Requirement
Would you repeat the listing exactly but omit every picture?

Recorded data
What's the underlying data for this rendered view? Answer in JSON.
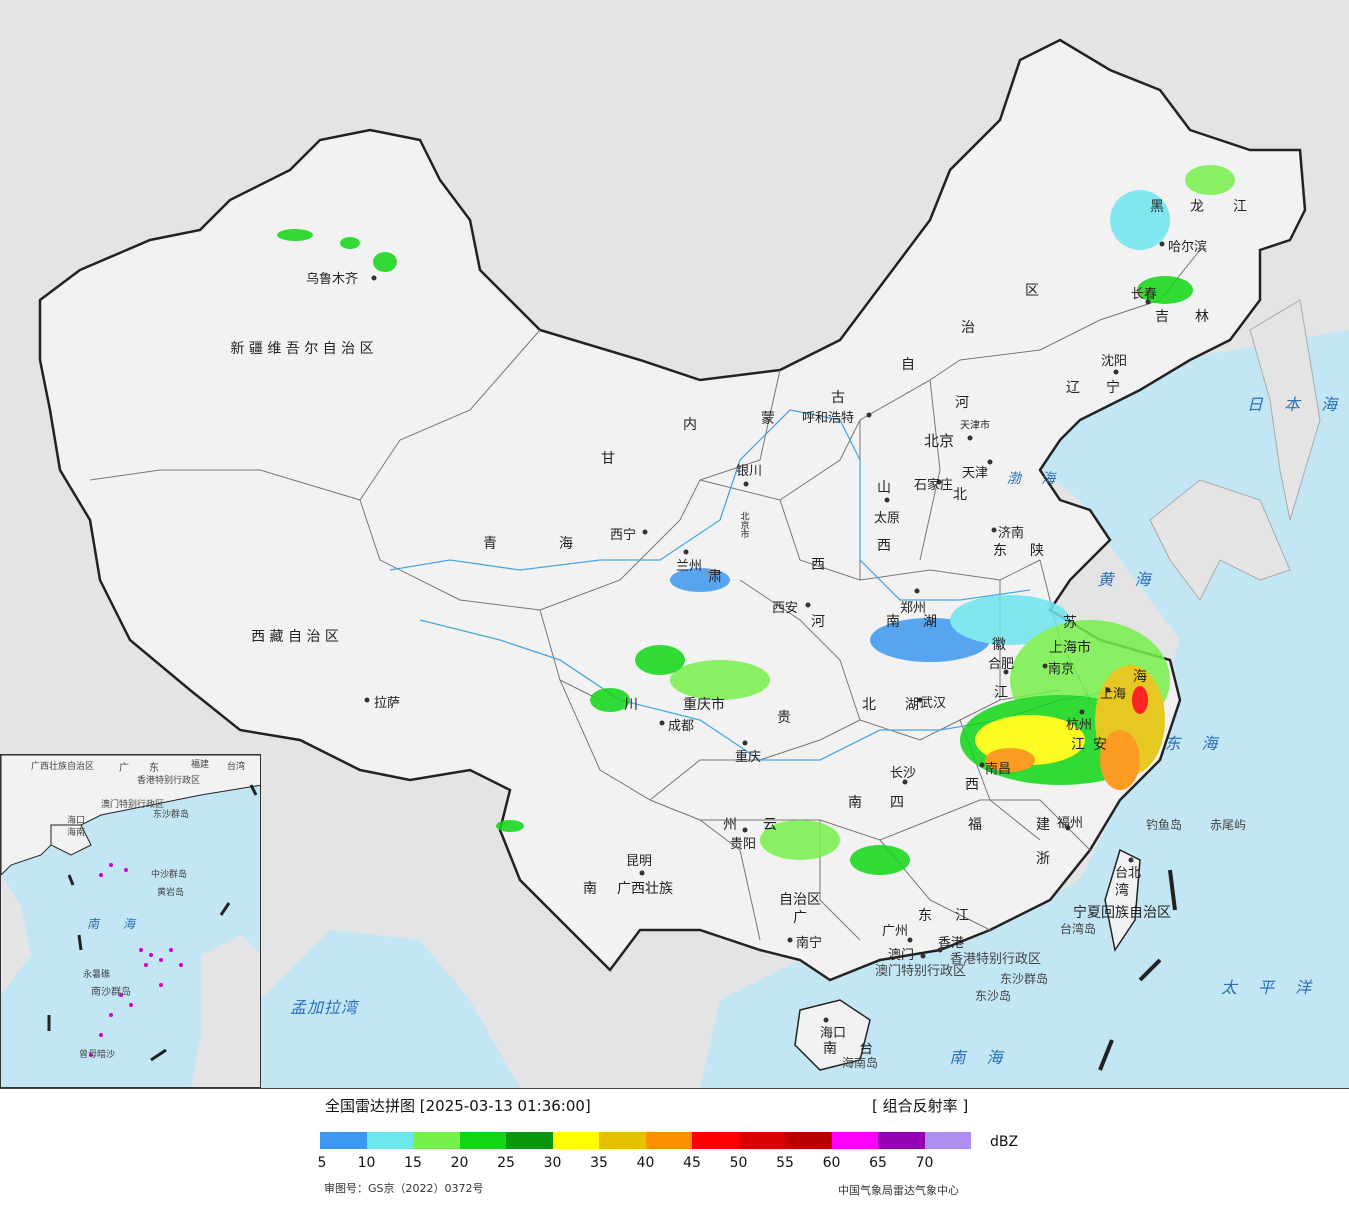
{
  "map": {
    "colors": {
      "sea": "#c3e6f5",
      "land_china": "#f2f2f2",
      "land_other": "#e4e4e4",
      "border": "#222222",
      "river": "#4aa6e0"
    },
    "province_labels": [
      "新 疆 维 吾 尔 自 治 区",
      "西 藏 自 治 区",
      "青",
      "海",
      "甘",
      "肃",
      "内",
      "蒙",
      "古",
      "自",
      "治",
      "区",
      "黑",
      "龙",
      "江",
      "吉",
      "林",
      "辽",
      "宁",
      "河",
      "北",
      "山",
      "西",
      "东",
      "陕",
      "西",
      "河",
      "南",
      "湖",
      "北",
      "湖",
      "南",
      "四",
      "川",
      "重庆市",
      "贵",
      "州",
      "云",
      "南",
      "广西壮族",
      "自治区",
      "广",
      "东",
      "江",
      "西",
      "福",
      "建",
      "浙",
      "江",
      "安",
      "徽",
      "江",
      "苏",
      "上海市",
      "海",
      "南",
      "台",
      "湾",
      "宁夏回族自治区",
      "北京市",
      "天津市"
    ],
    "cities": [
      "乌鲁木齐",
      "拉萨",
      "西宁",
      "兰州",
      "银川",
      "呼和浩特",
      "北京",
      "石家庄",
      "天津",
      "太原",
      "济南",
      "郑州",
      "西安",
      "成都",
      "重庆",
      "贵阳",
      "昆明",
      "南宁",
      "广州",
      "澳门",
      "香港",
      "长沙",
      "武汉",
      "南昌",
      "合肥",
      "南京",
      "上海",
      "杭州",
      "福州",
      "台北",
      "哈尔滨",
      "长春",
      "沈阳",
      "海口"
    ],
    "seas": [
      "日 本 海",
      "渤 海",
      "黄 海",
      "东 海",
      "南 海",
      "太 平 洋",
      "孟加拉湾"
    ],
    "islands": [
      "钓鱼岛",
      "赤尾屿",
      "台湾岛",
      "东沙群岛",
      "东沙岛",
      "海南岛",
      "香港特别行政区",
      "澳门特别行政区"
    ],
    "inset_labels": [
      "广西壮族自治区",
      "广",
      "东",
      "福建",
      "台湾",
      "香港特别行政区",
      "澳门特别行政区",
      "东沙群岛",
      "海口",
      "海南",
      "中沙群岛",
      "黄岩岛",
      "南",
      "海",
      "南沙群岛",
      "永暑礁",
      "曾母暗沙"
    ]
  },
  "footer": {
    "title": "全国雷达拼图 [2025-03-13 01:36:00]",
    "product": "[ 组合反射率 ]",
    "unit": "dBZ",
    "approval": "审图号：GS京（2022）0372号",
    "agency": "中国气象局雷达气象中心"
  },
  "legend": {
    "colors": [
      "#3c98ef",
      "#6de6ee",
      "#76f04a",
      "#10d615",
      "#0a960d",
      "#fefe00",
      "#e6c100",
      "#ff8e00",
      "#fe0000",
      "#d80000",
      "#b80000",
      "#ff00fe",
      "#9600b4",
      "#ae8ff0"
    ],
    "ticks": [
      "5",
      "10",
      "15",
      "20",
      "25",
      "30",
      "35",
      "40",
      "45",
      "50",
      "55",
      "60",
      "65",
      "70"
    ]
  }
}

Written solution
What's the underlying data for this rendered view? Answer in JSON.
{
  "map": {
    "colors": {
      "sea": "#c3e6f5",
      "land_china": "#f2f2f2",
      "land_other": "#e4e4e4",
      "border": "#222222",
      "river": "#4aa6e0"
    },
    "province_labels": [
      "新 疆 维 吾 尔 自 治 区",
      "西 藏 自 治 区",
      "青",
      "海",
      "甘",
      "肃",
      "内",
      "蒙",
      "古",
      "自",
      "治",
      "区",
      "黑",
      "龙",
      "江",
      "吉",
      "林",
      "辽",
      "宁",
      "河",
      "北",
      "山",
      "西",
      "东",
      "陕",
      "西",
      "河",
      "南",
      "湖",
      "北",
      "湖",
      "南",
      "四",
      "川",
      "重庆市",
      "贵",
      "州",
      "云",
      "南",
      "广西壮族",
      "自治区",
      "广",
      "东",
      "江",
      "西",
      "福",
      "建",
      "浙",
      "江",
      "安",
      "徽",
      "江",
      "苏",
      "上海市",
      "海",
      "南",
      "台",
      "湾",
      "宁夏回族自治区",
      "北京市",
      "天津市"
    ],
    "cities": [
      "乌鲁木齐",
      "拉萨",
      "西宁",
      "兰州",
      "银川",
      "呼和浩特",
      "北京",
      "石家庄",
      "天津",
      "太原",
      "济南",
      "郑州",
      "西安",
      "成都",
      "重庆",
      "贵阳",
      "昆明",
      "南宁",
      "广州",
      "澳门",
      "香港",
      "长沙",
      "武汉",
      "南昌",
      "合肥",
      "南京",
      "上海",
      "杭州",
      "福州",
      "台北",
      "哈尔滨",
      "长春",
      "沈阳",
      "海口"
    ],
    "seas": [
      "日 本 海",
      "渤 海",
      "黄 海",
      "东 海",
      "南 海",
      "太 平 洋",
      "孟加拉湾"
    ],
    "islands": [
      "钓鱼岛",
      "赤尾屿",
      "台湾岛",
      "东沙群岛",
      "东沙岛",
      "海南岛",
      "香港特别行政区",
      "澳门特别行政区"
    ],
    "inset_labels": [
      "广西壮族自治区",
      "广",
      "东",
      "福建",
      "台湾",
      "香港特别行政区",
      "澳门特别行政区",
      "东沙群岛",
      "海口",
      "海南",
      "中沙群岛",
      "黄岩岛",
      "南",
      "海",
      "南沙群岛",
      "永暑礁",
      "曾母暗沙"
    ]
  },
  "footer": {
    "title": "全国雷达拼图 [2025-03-13 01:36:00]",
    "product": "[ 组合反射率 ]",
    "unit": "dBZ",
    "approval": "审图号：GS京（2022）0372号",
    "agency": "中国气象局雷达气象中心"
  },
  "legend": {
    "colors": [
      "#3c98ef",
      "#6de6ee",
      "#76f04a",
      "#10d615",
      "#0a960d",
      "#fefe00",
      "#e6c100",
      "#ff8e00",
      "#fe0000",
      "#d80000",
      "#b80000",
      "#ff00fe",
      "#9600b4",
      "#ae8ff0"
    ],
    "ticks": [
      "5",
      "10",
      "15",
      "20",
      "25",
      "30",
      "35",
      "40",
      "45",
      "50",
      "55",
      "60",
      "65",
      "70"
    ]
  }
}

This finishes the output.